-- Start of DATA FOR PROCESSING --

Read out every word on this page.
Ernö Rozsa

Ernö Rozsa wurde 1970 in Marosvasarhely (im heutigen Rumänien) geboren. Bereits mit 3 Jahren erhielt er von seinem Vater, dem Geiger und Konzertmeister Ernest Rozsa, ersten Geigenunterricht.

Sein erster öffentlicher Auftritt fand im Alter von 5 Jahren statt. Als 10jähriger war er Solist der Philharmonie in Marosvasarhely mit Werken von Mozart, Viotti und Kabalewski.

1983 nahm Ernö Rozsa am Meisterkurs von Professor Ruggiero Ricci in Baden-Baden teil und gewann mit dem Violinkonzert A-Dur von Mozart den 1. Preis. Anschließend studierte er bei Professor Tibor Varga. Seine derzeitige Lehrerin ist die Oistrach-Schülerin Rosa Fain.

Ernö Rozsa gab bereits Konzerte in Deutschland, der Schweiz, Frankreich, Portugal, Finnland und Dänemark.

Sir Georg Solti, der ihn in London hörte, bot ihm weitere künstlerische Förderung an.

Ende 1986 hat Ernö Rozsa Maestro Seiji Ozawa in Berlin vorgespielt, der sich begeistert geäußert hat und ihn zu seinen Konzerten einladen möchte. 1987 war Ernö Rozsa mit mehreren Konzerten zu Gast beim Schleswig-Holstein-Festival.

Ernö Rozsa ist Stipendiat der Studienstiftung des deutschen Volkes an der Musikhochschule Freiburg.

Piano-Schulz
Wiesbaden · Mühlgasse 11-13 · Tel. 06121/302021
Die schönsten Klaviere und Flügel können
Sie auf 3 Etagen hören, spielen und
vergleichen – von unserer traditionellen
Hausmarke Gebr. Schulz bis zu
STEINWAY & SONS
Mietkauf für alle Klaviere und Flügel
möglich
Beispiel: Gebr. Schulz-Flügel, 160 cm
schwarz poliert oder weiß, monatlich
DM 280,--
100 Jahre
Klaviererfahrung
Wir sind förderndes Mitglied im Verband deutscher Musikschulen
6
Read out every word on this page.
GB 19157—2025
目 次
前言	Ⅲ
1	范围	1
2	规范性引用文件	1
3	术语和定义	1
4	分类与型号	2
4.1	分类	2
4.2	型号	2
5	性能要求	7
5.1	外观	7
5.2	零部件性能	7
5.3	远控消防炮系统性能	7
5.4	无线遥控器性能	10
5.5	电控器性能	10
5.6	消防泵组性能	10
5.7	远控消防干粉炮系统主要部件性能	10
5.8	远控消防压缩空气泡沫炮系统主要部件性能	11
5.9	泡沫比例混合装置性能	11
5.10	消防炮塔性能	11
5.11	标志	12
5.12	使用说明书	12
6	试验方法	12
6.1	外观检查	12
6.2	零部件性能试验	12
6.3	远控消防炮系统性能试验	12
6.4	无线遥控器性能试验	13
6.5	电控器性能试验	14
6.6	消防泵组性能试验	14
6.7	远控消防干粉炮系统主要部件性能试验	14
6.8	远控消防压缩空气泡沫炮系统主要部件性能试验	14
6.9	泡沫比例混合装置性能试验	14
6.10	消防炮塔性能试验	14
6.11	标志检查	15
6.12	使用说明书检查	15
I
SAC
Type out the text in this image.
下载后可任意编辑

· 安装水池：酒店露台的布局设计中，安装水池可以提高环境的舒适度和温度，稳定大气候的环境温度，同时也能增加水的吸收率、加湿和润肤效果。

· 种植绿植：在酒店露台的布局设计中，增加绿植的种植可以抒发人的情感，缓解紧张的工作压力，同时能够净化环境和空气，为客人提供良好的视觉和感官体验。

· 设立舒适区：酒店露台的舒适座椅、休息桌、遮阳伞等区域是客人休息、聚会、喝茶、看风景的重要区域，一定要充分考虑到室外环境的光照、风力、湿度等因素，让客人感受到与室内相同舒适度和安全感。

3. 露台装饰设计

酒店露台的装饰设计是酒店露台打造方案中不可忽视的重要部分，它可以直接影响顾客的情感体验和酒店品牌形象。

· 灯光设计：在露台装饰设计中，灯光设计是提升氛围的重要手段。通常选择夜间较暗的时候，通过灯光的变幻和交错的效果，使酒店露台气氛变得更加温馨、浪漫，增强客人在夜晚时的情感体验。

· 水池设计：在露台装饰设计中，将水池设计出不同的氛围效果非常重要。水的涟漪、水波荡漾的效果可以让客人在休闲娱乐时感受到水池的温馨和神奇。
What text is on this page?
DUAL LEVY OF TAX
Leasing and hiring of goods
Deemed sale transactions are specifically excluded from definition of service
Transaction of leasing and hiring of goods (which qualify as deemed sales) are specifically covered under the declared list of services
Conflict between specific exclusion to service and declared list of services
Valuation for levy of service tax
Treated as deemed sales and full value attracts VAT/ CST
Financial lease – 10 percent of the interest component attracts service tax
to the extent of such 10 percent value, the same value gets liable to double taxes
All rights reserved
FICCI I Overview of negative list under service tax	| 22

-- End of DATA FOR PROCESSING --

#### WRITTEN TASK
Word for word, quote all of the data above.

#### RESULT OF THE EXERCISE
Read out every word on this page.
Ernö Rozsa

Ernö Rozsa wurde 1970 in Marosvasarhely (im heutigen Rumänien) geboren. Bereits mit 3 Jahren erhielt er von seinem Vater, dem Geiger und Konzertmeister Ernest Rozsa, ersten Geigenunterricht.

Sein erster öffentlicher Auftritt fand im Alter von 5 Jahren statt. Als 10jähriger war er Solist der Philharmonie in Marosvasarhely mit Werken von Mozart, Viotti und Kabalewski.

1983 nahm Ernö Rozsa am Meisterkurs von Professor Ruggiero Ricci in Baden-Baden teil und gewann mit dem Violinkonzert A-Dur von Mozart den 1. Preis. Anschließend studierte er bei Professor Tibor Varga. Seine derzeitige Lehrerin ist die Oistrach-Schülerin Rosa Fain.

Ernö Rozsa gab bereits Konzerte in Deutschland, der Schweiz, Frankreich, Portugal, Finnland und Dänemark.

Sir Georg Solti, der ihn in London hörte, bot ihm weitere künstlerische Förderung an.

Ende 1986 hat Ernö Rozsa Maestro Seiji Ozawa in Berlin vorgespielt, der sich begeistert geäußert hat und ihn zu seinen Konzerten einladen möchte. 1987 war Ernö Rozsa mit mehreren Konzerten zu Gast beim Schleswig-Holstein-Festival.

Ernö Rozsa ist Stipendiat der Studienstiftung des deutschen Volkes an der Musikhochschule Freiburg.

Piano-Schulz
Wiesbaden · Mühlgasse 11-13 · Tel. 06121/302021
Die schönsten Klaviere und Flügel können
Sie auf 3 Etagen hören, spielen und
vergleichen – von unserer traditionellen
Hausmarke Gebr. Schulz bis zu
STEINWAY & SONS
Mietkauf für alle Klaviere und Flügel
möglich
Beispiel: Gebr. Schulz-Flügel, 160 cm
schwarz poliert oder weiß, monatlich
DM 280,--
100 Jahre
Klaviererfahrung
Wir sind förderndes Mitglied im Verband deutscher Musikschulen
6
Read out every word on this page.
GB 19157—2025
目 次
前言	Ⅲ
1	范围	1
2	规范性引用文件	1
3	术语和定义	1
4	分类与型号	2
4.1	分类	2
4.2	型号	2
5	性能要求	7
5.1	外观	7
5.2	零部件性能	7
5.3	远控消防炮系统性能	7
5.4	无线遥控器性能	10
5.5	电控器性能	10
5.6	消防泵组性能	10
5.7	远控消防干粉炮系统主要部件性能	10
5.8	远控消防压缩空气泡沫炮系统主要部件性能	11
5.9	泡沫比例混合装置性能	11
5.10	消防炮塔性能	11
5.11	标志	12
5.12	使用说明书	12
6	试验方法	12
6.1	外观检查	12
6.2	零部件性能试验	12
6.3	远控消防炮系统性能试验	12
6.4	无线遥控器性能试验	13
6.5	电控器性能试验	14
6.6	消防泵组性能试验	14
6.7	远控消防干粉炮系统主要部件性能试验	14
6.8	远控消防压缩空气泡沫炮系统主要部件性能试验	14
6.9	泡沫比例混合装置性能试验	14
6.10	消防炮塔性能试验	14
6.11	标志检查	15
6.12	使用说明书检查	15
I
SAC
Type out the text in this image.
下载后可任意编辑

· 安装水池：酒店露台的布局设计中，安装水池可以提高环境的舒适度和温度，稳定大气候的环境温度，同时也能增加水的吸收率、加湿和润肤效果。

· 种植绿植：在酒店露台的布局设计中，增加绿植的种植可以抒发人的情感，缓解紧张的工作压力，同时能够净化环境和空气，为客人提供良好的视觉和感官体验。

· 设立舒适区：酒店露台的舒适座椅、休息桌、遮阳伞等区域是客人休息、聚会、喝茶、看风景的重要区域，一定要充分考虑到室外环境的光照、风力、湿度等因素，让客人感受到与室内相同舒适度和安全感。

3. 露台装饰设计

酒店露台的装饰设计是酒店露台打造方案中不可忽视的重要部分，它可以直接影响顾客的情感体验和酒店品牌形象。

· 灯光设计：在露台装饰设计中，灯光设计是提升氛围的重要手段。通常选择夜间较暗的时候，通过灯光的变幻和交错的效果，使酒店露台气氛变得更加温馨、浪漫，增强客人在夜晚时的情感体验。

· 水池设计：在露台装饰设计中，将水池设计出不同的氛围效果非常重要。水的涟漪、水波荡漾的效果可以让客人在休闲娱乐时感受到水池的温馨和神奇。
What text is on this page?
DUAL LEVY OF TAX
Leasing and hiring of goods
Deemed sale transactions are specifically excluded from definition of service
Transaction of leasing and hiring of goods (which qualify as deemed sales) are specifically covered under the declared list of services
Conflict between specific exclusion to service and declared list of services
Valuation for levy of service tax
Treated as deemed sales and full value attracts VAT/ CST
Financial lease – 10 percent of the interest component attracts service tax
to the extent of such 10 percent value, the same value gets liable to double taxes
All rights reserved
FICCI I Overview of negative list under service tax	| 22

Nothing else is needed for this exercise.